WHAT YOU NEED TO DO —
Copy the data precisely, keeping every character.

INPUT RECORDS —
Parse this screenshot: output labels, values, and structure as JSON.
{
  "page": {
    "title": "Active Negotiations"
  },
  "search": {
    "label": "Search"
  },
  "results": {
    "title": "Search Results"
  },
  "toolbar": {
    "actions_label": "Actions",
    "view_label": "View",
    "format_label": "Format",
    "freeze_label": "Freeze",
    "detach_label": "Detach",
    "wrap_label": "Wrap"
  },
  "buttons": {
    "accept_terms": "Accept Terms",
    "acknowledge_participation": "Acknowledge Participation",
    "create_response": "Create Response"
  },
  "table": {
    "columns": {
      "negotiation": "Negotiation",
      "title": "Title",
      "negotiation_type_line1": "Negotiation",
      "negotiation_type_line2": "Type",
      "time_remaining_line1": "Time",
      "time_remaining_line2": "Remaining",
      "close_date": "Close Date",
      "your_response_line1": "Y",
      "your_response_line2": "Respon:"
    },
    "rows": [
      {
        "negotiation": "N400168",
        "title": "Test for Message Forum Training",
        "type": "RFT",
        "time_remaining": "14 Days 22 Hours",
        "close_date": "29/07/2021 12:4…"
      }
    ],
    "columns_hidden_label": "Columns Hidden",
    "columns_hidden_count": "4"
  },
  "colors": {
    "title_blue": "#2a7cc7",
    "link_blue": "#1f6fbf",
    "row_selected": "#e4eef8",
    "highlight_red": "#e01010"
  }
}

ANSWER TO THIS PROBLEM —
Parse this screenshot: output labels, values, and structure as JSON.
{
  "page": {
    "title": "Active Negotiations"
  },
  "search": {
    "label": "Search"
  },
  "results": {
    "title": "Search Results"
  },
  "toolbar": {
    "actions_label": "Actions",
    "view_label": "View",
    "format_label": "Format",
    "freeze_label": "Freeze",
    "detach_label": "Detach",
    "wrap_label": "Wrap"
  },
  "buttons": {
    "accept_terms": "Accept Terms",
    "acknowledge_participation": "Acknowledge Participation",
    "create_response": "Create Response"
  },
  "table": {
    "columns": {
      "negotiation": "Negotiation",
      "title": "Title",
      "negotiation_type_line1": "Negotiation",
      "negotiation_type_line2": "Type",
      "time_remaining_line1": "Time",
      "time_remaining_line2": "Remaining",
      "close_date": "Close Date",
      "your_response_line1": "Y",
      "your_response_line2": "Respon:"
    },
    "rows": [
      {
        "negotiation": "N400168",
        "title": "Test for Message Forum Training",
        "type": "RFT",
        "time_remaining": "14 Days 22 Hours",
        "close_date": "29/07/2021 12:4…"
      }
    ],
    "columns_hidden_label": "Columns Hidden",
    "columns_hidden_count": "4"
  },
  "colors": {
    "title_blue": "#2a7cc7",
    "link_blue": "#1f6fbf",
    "row_selected": "#e4eef8",
    "highlight_red": "#e01010"
  }
}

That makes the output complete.